» STATED GOAL
Copy every entry exactly as given, minus the images.

» Rows from a dataset
--------------------------------

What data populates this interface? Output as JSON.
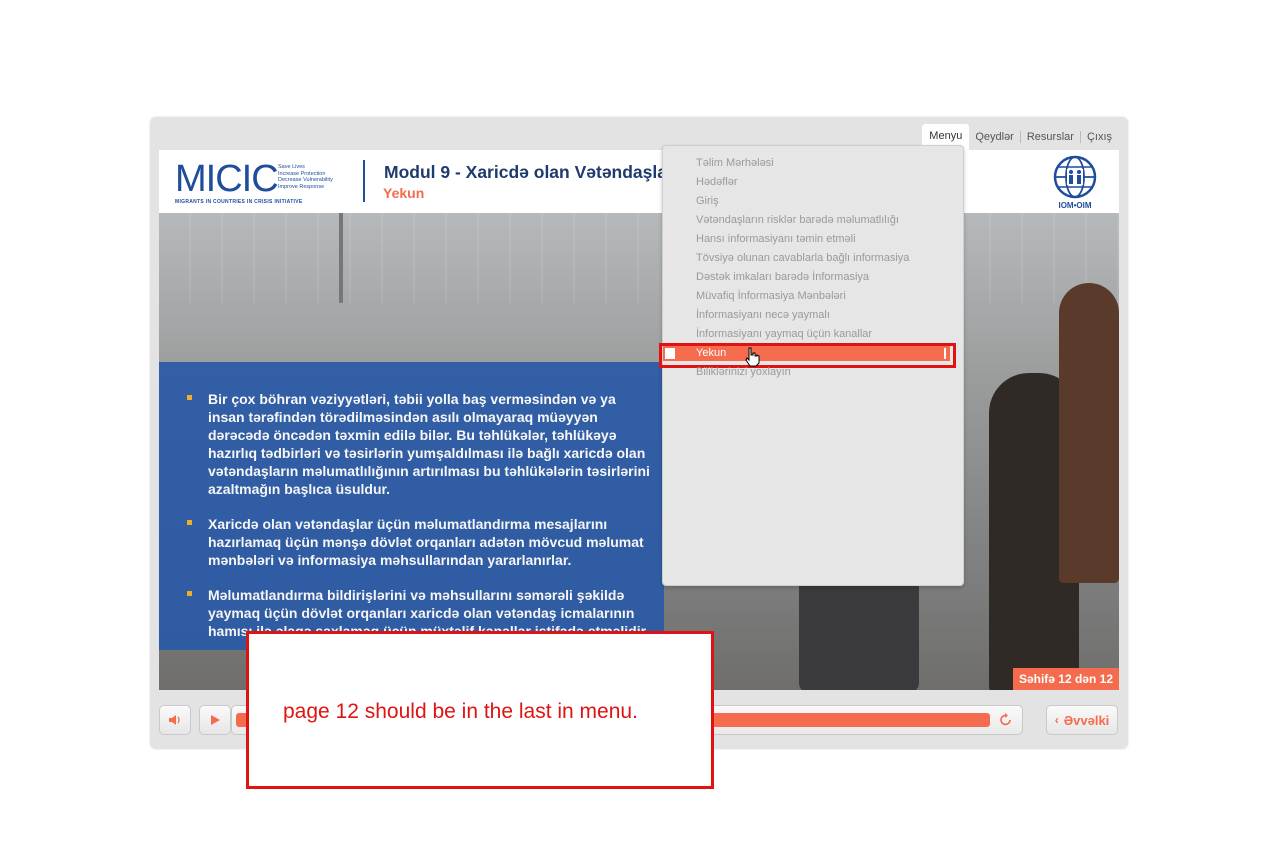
{
  "nav": {
    "items": [
      "Menyu",
      "Qeydlər",
      "Resurslar",
      "Çıxış"
    ]
  },
  "header": {
    "logo_text": "MICIC",
    "logo_taglines": [
      "Save Lives",
      "Increase Protection",
      "Decrease Vulnerability",
      "Improve Response"
    ],
    "logo_subtitle": "MIGRANTS IN COUNTRIES IN CRISIS INITIATIVE",
    "title": "Modul 9 - Xaricdə olan Vətəndaşların",
    "title_tail": "ı",
    "subtitle": "Yekun",
    "iom_label": "IOM•OIM"
  },
  "slide": {
    "bullets": [
      "Bir çox böhran vəziyyətləri, təbii yolla baş verməsindən və ya insan tərəfindən törədilməsindən asılı olmayaraq müəyyən dərəcədə öncədən təxmin edilə bilər. Bu təhlükələr, təhlükəyə hazırlıq tədbirləri və təsirlərin yumşaldılması ilə bağlı xaricdə olan vətəndaşların məlumatlılığının artırılması bu təhlükələrin təsirlərini  azaltmağın başlıca üsuldur.",
      " Xaricdə olan vətəndaşlar üçün məlumatlandırma mesajlarını hazırlamaq üçün mənşə dövlət  orqanları adətən mövcud məlumat mənbələri və informasiya məhsullarından yararlanırlar.",
      "Məlumatlandırma bildirişlərini  və  məhsullarını səmərəli şəkildə yaymaq üçün dövlət orqanları xaricdə olan vətəndaş icmalarının hamısı ilə əlaqə saxlamaq üçün müxtəlif  kanallar istifadə etməlidir"
    ],
    "page_indicator": "Səhifə 12 dən 12"
  },
  "menu": {
    "items": [
      "Təlim Mərhələsi",
      "Hədəflər",
      "Giriş",
      "Vətəndaşların risklər barədə məlumatlılığı",
      "Hansı informasiyanı təmin etməli",
      "Tövsiyə olunan cavablarla bağlı informasiya",
      " Dəstək imkaları barədə İnformasiya",
      "Müvafiq İnformasiya Mənbələri",
      "İnformasiyanı necə yaymalı",
      "İnformasiyanı yaymaq üçün kanallar",
      "Yekun",
      "Biliklərinizi yoxlayın"
    ],
    "selected_index": 10
  },
  "controls": {
    "prev_label": "Əvvəlki",
    "progress": 1.0
  },
  "annotation": {
    "text": "page 12 should be in the last in menu."
  },
  "colors": {
    "accent": "#f46b4e",
    "brand_blue": "#1f4c9b",
    "annotation_red": "#e01212"
  }
}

--------------------------------

» TASK ANSWER
What data populates this interface? Output as JSON.
{
  "nav": {
    "items": [
      "Menyu",
      "Qeydlər",
      "Resurslar",
      "Çıxış"
    ]
  },
  "header": {
    "logo_text": "MICIC",
    "logo_taglines": [
      "Save Lives",
      "Increase Protection",
      "Decrease Vulnerability",
      "Improve Response"
    ],
    "logo_subtitle": "MIGRANTS IN COUNTRIES IN CRISIS INITIATIVE",
    "title": "Modul 9 - Xaricdə olan Vətəndaşların",
    "title_tail": "ı",
    "subtitle": "Yekun",
    "iom_label": "IOM•OIM"
  },
  "slide": {
    "bullets": [
      "Bir çox böhran vəziyyətləri, təbii yolla baş verməsindən və ya insan tərəfindən törədilməsindən asılı olmayaraq müəyyən dərəcədə öncədən təxmin edilə bilər. Bu təhlükələr, təhlükəyə hazırlıq tədbirləri və təsirlərin yumşaldılması ilə bağlı xaricdə olan vətəndaşların məlumatlılığının artırılması bu təhlükələrin təsirlərini  azaltmağın başlıca üsuldur.",
      " Xaricdə olan vətəndaşlar üçün məlumatlandırma mesajlarını hazırlamaq üçün mənşə dövlət  orqanları adətən mövcud məlumat mənbələri və informasiya məhsullarından yararlanırlar.",
      "Məlumatlandırma bildirişlərini  və  məhsullarını səmərəli şəkildə yaymaq üçün dövlət orqanları xaricdə olan vətəndaş icmalarının hamısı ilə əlaqə saxlamaq üçün müxtəlif  kanallar istifadə etməlidir"
    ],
    "page_indicator": "Səhifə 12 dən 12"
  },
  "menu": {
    "items": [
      "Təlim Mərhələsi",
      "Hədəflər",
      "Giriş",
      "Vətəndaşların risklər barədə məlumatlılığı",
      "Hansı informasiyanı təmin etməli",
      "Tövsiyə olunan cavablarla bağlı informasiya",
      " Dəstək imkaları barədə İnformasiya",
      "Müvafiq İnformasiya Mənbələri",
      "İnformasiyanı necə yaymalı",
      "İnformasiyanı yaymaq üçün kanallar",
      "Yekun",
      "Biliklərinizi yoxlayın"
    ],
    "selected_index": 10
  },
  "controls": {
    "prev_label": "Əvvəlki",
    "progress": 1.0
  },
  "annotation": {
    "text": "page 12 should be in the last in menu."
  },
  "colors": {
    "accent": "#f46b4e",
    "brand_blue": "#1f4c9b",
    "annotation_red": "#e01212"
  }
}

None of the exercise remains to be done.